SHORT TASK:
Give all of the lines again, with nothing added or dropped.
━━━━━ GIVEN DATA ━━━━━
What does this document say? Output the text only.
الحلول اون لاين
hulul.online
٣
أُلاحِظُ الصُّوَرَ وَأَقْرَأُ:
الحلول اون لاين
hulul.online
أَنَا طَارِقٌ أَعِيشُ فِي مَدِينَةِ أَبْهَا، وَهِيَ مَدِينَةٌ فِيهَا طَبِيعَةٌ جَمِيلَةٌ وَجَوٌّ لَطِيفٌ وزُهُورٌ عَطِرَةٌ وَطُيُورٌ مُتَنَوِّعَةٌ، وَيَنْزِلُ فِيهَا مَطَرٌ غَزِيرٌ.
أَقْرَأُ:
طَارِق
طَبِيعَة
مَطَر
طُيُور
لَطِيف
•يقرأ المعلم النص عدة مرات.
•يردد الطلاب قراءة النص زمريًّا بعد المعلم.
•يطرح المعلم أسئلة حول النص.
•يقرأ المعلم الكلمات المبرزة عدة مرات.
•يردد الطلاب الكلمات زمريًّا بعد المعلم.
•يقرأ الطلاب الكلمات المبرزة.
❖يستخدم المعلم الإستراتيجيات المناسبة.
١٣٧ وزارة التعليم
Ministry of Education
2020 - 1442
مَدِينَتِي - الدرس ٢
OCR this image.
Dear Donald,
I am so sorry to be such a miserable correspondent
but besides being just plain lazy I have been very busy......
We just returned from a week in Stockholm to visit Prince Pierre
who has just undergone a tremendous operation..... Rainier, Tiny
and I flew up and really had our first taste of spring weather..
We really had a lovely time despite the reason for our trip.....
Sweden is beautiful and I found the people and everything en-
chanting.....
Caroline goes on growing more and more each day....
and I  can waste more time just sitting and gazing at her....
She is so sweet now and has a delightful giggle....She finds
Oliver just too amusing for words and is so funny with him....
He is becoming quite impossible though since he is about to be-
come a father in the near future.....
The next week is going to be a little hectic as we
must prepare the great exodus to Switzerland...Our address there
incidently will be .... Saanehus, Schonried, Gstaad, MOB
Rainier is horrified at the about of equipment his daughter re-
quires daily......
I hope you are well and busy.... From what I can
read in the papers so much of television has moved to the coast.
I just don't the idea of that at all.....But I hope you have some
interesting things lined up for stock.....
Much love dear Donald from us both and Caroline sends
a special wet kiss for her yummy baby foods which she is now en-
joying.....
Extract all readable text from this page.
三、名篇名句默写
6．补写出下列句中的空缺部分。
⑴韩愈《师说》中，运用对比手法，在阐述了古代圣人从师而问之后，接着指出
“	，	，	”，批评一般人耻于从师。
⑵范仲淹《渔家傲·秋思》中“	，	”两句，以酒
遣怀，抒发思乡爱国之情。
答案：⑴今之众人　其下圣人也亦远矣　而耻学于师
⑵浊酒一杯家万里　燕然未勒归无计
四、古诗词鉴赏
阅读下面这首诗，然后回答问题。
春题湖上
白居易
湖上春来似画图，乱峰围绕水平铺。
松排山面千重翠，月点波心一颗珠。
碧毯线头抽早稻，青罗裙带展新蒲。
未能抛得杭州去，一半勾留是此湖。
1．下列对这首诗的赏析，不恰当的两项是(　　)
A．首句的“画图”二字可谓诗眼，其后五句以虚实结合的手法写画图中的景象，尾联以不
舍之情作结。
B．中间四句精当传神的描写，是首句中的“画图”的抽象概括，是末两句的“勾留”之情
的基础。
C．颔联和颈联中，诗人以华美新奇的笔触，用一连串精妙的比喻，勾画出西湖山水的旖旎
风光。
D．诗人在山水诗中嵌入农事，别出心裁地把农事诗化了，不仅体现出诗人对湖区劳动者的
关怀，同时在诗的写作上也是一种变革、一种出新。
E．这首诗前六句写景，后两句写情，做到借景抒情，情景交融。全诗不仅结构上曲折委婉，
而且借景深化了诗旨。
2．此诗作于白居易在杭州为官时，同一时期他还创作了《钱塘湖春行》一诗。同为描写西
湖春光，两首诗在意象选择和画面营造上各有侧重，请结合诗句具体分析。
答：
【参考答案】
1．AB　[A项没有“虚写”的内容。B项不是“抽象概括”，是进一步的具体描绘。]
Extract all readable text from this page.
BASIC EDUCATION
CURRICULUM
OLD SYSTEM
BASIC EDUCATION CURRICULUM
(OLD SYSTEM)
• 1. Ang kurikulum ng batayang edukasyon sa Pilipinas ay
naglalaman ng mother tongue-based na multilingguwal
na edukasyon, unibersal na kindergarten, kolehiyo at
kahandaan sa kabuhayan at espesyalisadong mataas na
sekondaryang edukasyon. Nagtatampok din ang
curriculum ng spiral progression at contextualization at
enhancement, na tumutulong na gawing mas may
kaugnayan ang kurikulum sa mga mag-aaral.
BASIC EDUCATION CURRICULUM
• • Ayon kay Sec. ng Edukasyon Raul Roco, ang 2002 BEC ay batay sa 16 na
━━━━━
WRITTEN RESPONSE:
What does this document say? Output the text only.
الحلول اون لاين
hulul.online
٣
أُلاحِظُ الصُّوَرَ وَأَقْرَأُ:
الحلول اون لاين
hulul.online
أَنَا طَارِقٌ أَعِيشُ فِي مَدِينَةِ أَبْهَا، وَهِيَ مَدِينَةٌ فِيهَا طَبِيعَةٌ جَمِيلَةٌ وَجَوٌّ لَطِيفٌ وزُهُورٌ عَطِرَةٌ وَطُيُورٌ مُتَنَوِّعَةٌ، وَيَنْزِلُ فِيهَا مَطَرٌ غَزِيرٌ.
أَقْرَأُ:
طَارِق
طَبِيعَة
مَطَر
طُيُور
لَطِيف
•يقرأ المعلم النص عدة مرات.
•يردد الطلاب قراءة النص زمريًّا بعد المعلم.
•يطرح المعلم أسئلة حول النص.
•يقرأ المعلم الكلمات المبرزة عدة مرات.
•يردد الطلاب الكلمات زمريًّا بعد المعلم.
•يقرأ الطلاب الكلمات المبرزة.
❖يستخدم المعلم الإستراتيجيات المناسبة.
١٣٧ وزارة التعليم
Ministry of Education
2020 - 1442
مَدِينَتِي - الدرس ٢
OCR this image.
Dear Donald,
I am so sorry to be such a miserable correspondent
but besides being just plain lazy I have been very busy......
We just returned from a week in Stockholm to visit Prince Pierre
who has just undergone a tremendous operation..... Rainier, Tiny
and I flew up and really had our first taste of spring weather..
We really had a lovely time despite the reason for our trip.....
Sweden is beautiful and I found the people and everything en-
chanting.....
Caroline goes on growing more and more each day....
and I  can waste more time just sitting and gazing at her....
She is so sweet now and has a delightful giggle....She finds
Oliver just too amusing for words and is so funny with him....
He is becoming quite impossible though since he is about to be-
come a father in the near future.....
The next week is going to be a little hectic as we
must prepare the great exodus to Switzerland...Our address there
incidently will be .... Saanehus, Schonried, Gstaad, MOB
Rainier is horrified at the about of equipment his daughter re-
quires daily......
I hope you are well and busy.... From what I can
read in the papers so much of television has moved to the coast.
I just don't the idea of that at all.....But I hope you have some
interesting things lined up for stock.....
Much love dear Donald from us both and Caroline sends
a special wet kiss for her yummy baby foods which she is now en-
joying.....
Extract all readable text from this page.
三、名篇名句默写
6．补写出下列句中的空缺部分。
⑴韩愈《师说》中，运用对比手法，在阐述了古代圣人从师而问之后，接着指出
“	，	，	”，批评一般人耻于从师。
⑵范仲淹《渔家傲·秋思》中“	，	”两句，以酒
遣怀，抒发思乡爱国之情。
答案：⑴今之众人　其下圣人也亦远矣　而耻学于师
⑵浊酒一杯家万里　燕然未勒归无计
四、古诗词鉴赏
阅读下面这首诗，然后回答问题。
春题湖上
白居易
湖上春来似画图，乱峰围绕水平铺。
松排山面千重翠，月点波心一颗珠。
碧毯线头抽早稻，青罗裙带展新蒲。
未能抛得杭州去，一半勾留是此湖。
1．下列对这首诗的赏析，不恰当的两项是(　　)
A．首句的“画图”二字可谓诗眼，其后五句以虚实结合的手法写画图中的景象，尾联以不
舍之情作结。
B．中间四句精当传神的描写，是首句中的“画图”的抽象概括，是末两句的“勾留”之情
的基础。
C．颔联和颈联中，诗人以华美新奇的笔触，用一连串精妙的比喻，勾画出西湖山水的旖旎
风光。
D．诗人在山水诗中嵌入农事，别出心裁地把农事诗化了，不仅体现出诗人对湖区劳动者的
关怀，同时在诗的写作上也是一种变革、一种出新。
E．这首诗前六句写景，后两句写情，做到借景抒情，情景交融。全诗不仅结构上曲折委婉，
而且借景深化了诗旨。
2．此诗作于白居易在杭州为官时，同一时期他还创作了《钱塘湖春行》一诗。同为描写西
湖春光，两首诗在意象选择和画面营造上各有侧重，请结合诗句具体分析。
答：
【参考答案】
1．AB　[A项没有“虚写”的内容。B项不是“抽象概括”，是进一步的具体描绘。]
Extract all readable text from this page.
BASIC EDUCATION
CURRICULUM
OLD SYSTEM
BASIC EDUCATION CURRICULUM
(OLD SYSTEM)
• 1. Ang kurikulum ng batayang edukasyon sa Pilipinas ay
naglalaman ng mother tongue-based na multilingguwal
na edukasyon, unibersal na kindergarten, kolehiyo at
kahandaan sa kabuhayan at espesyalisadong mataas na
sekondaryang edukasyon. Nagtatampok din ang
curriculum ng spiral progression at contextualization at
enhancement, na tumutulong na gawing mas may
kaugnayan ang kurikulum sa mga mag-aaral.
BASIC EDUCATION CURRICULUM
• • Ayon kay Sec. ng Edukasyon Raul Roco, ang 2002 BEC ay batay sa 16 na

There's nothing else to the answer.